Written exercise | Locate the lines where "this" occurs and copy them as they stand.

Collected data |
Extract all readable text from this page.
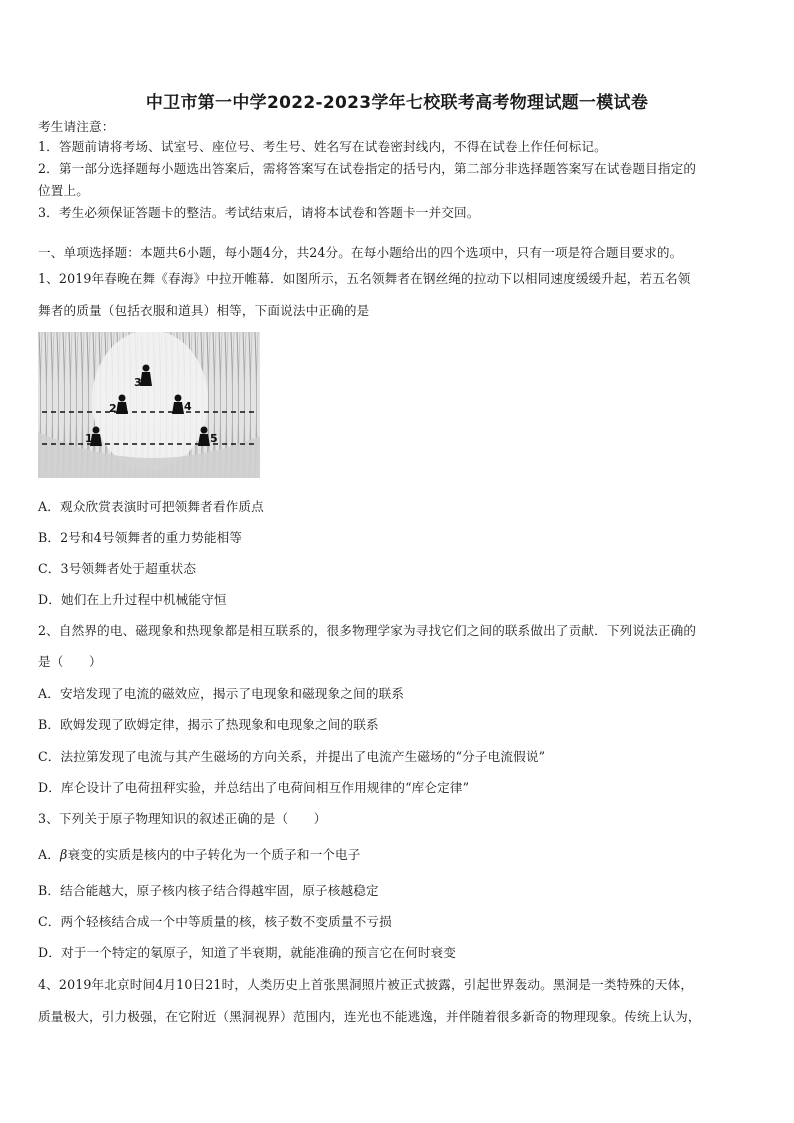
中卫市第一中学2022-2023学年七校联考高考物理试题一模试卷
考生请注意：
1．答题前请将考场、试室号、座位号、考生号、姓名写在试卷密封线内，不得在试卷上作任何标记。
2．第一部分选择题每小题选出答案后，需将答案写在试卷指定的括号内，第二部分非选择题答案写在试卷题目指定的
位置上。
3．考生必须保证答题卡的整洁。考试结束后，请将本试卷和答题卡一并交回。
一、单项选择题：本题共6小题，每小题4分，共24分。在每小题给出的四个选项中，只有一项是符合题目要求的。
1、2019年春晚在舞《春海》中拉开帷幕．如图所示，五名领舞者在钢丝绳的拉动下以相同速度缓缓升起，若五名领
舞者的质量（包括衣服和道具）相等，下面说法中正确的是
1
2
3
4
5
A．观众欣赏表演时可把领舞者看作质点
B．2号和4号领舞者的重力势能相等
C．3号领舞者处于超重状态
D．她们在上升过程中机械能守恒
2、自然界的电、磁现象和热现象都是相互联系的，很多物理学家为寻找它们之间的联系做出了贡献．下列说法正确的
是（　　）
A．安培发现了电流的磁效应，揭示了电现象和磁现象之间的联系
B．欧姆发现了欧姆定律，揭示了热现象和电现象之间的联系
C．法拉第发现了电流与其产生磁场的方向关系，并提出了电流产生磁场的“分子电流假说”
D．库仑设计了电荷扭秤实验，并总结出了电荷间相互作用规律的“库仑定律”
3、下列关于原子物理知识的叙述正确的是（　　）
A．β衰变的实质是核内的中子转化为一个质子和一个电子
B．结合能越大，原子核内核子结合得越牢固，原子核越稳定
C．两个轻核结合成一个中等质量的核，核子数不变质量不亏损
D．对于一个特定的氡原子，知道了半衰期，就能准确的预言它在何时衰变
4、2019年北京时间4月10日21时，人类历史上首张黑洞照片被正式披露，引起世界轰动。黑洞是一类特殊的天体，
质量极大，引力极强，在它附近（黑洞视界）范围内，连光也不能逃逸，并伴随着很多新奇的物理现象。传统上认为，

...

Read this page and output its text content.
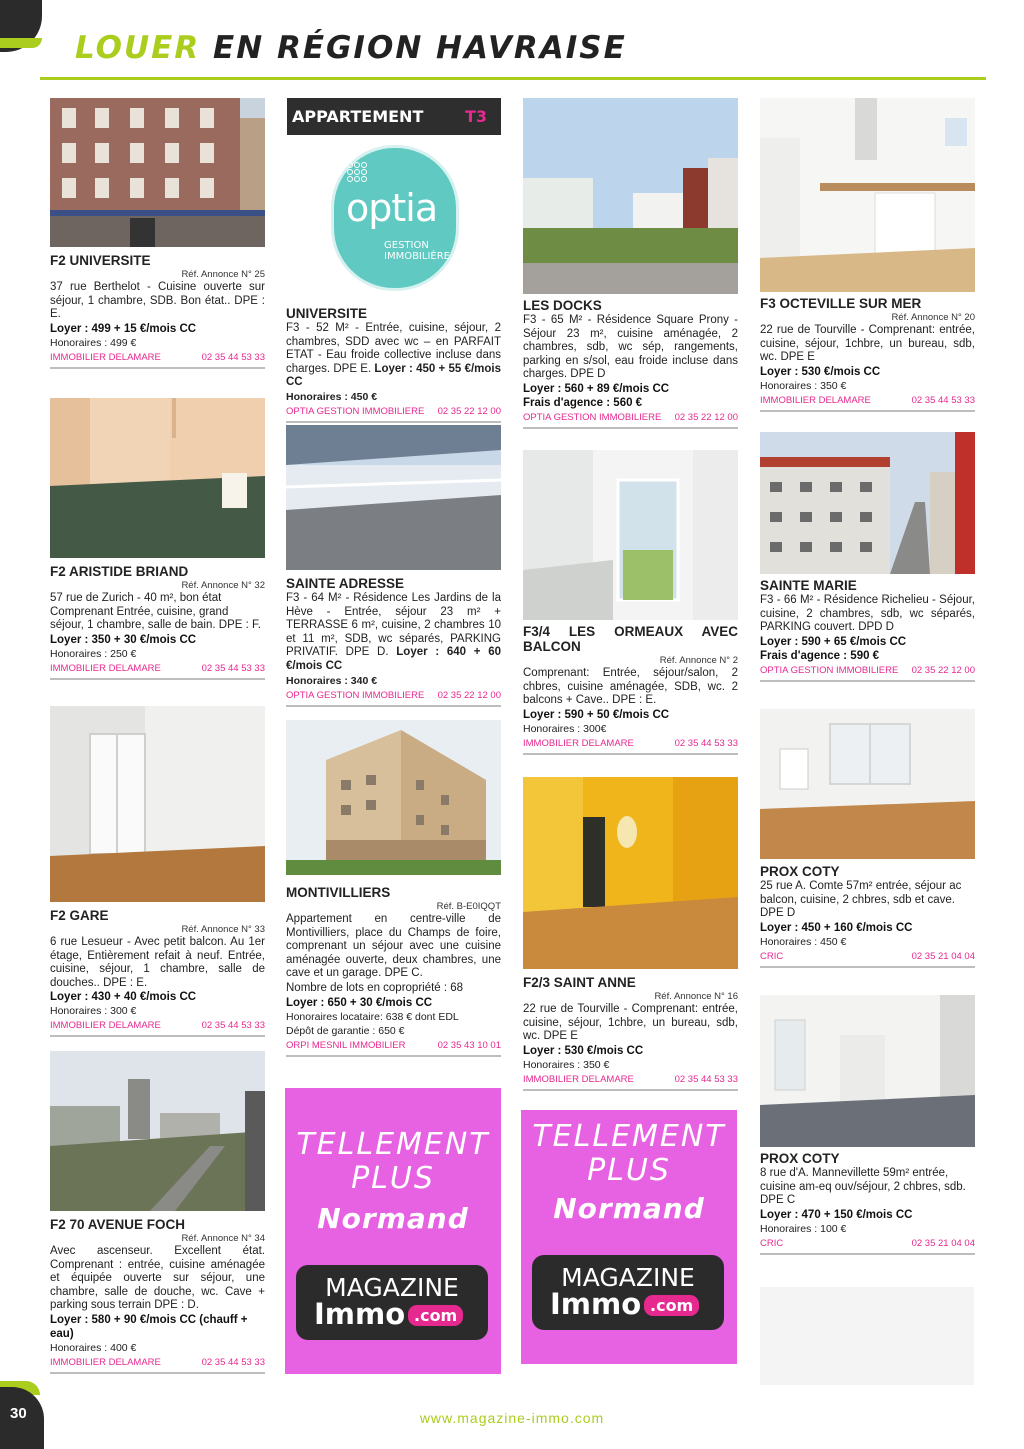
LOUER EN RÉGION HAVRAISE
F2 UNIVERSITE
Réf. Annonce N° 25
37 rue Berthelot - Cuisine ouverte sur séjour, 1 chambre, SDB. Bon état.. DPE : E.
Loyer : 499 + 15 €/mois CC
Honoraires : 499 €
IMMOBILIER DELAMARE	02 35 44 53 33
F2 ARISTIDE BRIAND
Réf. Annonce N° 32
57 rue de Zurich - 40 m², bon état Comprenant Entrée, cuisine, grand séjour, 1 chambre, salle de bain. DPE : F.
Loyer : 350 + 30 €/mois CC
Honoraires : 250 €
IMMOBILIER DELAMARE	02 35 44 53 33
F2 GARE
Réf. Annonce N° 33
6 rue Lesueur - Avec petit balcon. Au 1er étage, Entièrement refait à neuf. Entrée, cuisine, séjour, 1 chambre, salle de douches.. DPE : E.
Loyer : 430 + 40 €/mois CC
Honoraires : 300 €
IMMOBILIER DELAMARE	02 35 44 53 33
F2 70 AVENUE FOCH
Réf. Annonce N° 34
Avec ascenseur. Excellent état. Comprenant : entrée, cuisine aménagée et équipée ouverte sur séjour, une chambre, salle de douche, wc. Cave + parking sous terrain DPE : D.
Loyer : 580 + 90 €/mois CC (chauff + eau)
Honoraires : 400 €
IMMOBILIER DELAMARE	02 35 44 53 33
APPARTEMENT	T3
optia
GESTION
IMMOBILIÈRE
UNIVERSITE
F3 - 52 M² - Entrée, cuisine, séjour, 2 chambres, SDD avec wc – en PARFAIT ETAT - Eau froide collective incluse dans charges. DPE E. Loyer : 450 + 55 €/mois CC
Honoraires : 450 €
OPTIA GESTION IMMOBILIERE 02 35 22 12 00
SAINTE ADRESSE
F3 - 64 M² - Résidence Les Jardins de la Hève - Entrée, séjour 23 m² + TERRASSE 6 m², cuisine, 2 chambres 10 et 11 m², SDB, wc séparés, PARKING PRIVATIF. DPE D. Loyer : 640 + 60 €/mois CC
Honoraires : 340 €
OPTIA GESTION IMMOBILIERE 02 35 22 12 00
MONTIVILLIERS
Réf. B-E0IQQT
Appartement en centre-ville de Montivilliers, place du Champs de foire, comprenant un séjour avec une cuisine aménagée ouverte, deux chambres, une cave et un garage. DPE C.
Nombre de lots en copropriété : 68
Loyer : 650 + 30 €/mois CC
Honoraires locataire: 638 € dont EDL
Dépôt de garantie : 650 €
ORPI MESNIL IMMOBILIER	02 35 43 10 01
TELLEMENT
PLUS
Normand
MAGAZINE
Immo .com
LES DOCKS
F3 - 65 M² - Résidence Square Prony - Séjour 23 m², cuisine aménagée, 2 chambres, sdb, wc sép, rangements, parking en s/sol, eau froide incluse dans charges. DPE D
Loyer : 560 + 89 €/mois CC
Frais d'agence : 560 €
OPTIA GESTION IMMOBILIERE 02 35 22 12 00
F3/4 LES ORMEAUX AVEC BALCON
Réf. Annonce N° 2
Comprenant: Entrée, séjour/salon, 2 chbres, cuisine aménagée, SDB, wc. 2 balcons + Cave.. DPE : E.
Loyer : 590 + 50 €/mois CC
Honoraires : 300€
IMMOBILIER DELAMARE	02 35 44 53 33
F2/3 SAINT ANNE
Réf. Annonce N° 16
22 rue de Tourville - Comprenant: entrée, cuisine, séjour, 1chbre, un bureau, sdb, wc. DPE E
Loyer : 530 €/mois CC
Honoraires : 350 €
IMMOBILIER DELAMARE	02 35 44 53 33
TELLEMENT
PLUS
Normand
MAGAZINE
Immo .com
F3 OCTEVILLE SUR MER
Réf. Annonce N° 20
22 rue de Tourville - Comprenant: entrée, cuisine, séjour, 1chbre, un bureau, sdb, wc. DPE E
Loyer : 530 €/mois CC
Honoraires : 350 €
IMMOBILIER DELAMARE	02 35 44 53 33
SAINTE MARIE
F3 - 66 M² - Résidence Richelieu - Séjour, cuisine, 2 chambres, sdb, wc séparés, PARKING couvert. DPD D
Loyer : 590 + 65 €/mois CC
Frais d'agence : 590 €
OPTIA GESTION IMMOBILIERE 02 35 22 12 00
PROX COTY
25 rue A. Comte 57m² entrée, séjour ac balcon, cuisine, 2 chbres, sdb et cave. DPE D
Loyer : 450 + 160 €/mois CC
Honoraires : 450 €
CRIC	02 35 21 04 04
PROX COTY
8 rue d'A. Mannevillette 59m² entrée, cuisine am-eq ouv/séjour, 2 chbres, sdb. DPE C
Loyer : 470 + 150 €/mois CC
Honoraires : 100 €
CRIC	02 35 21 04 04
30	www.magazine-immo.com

Written answer |
Extract all readable text from this page.
Read this page and output its text content.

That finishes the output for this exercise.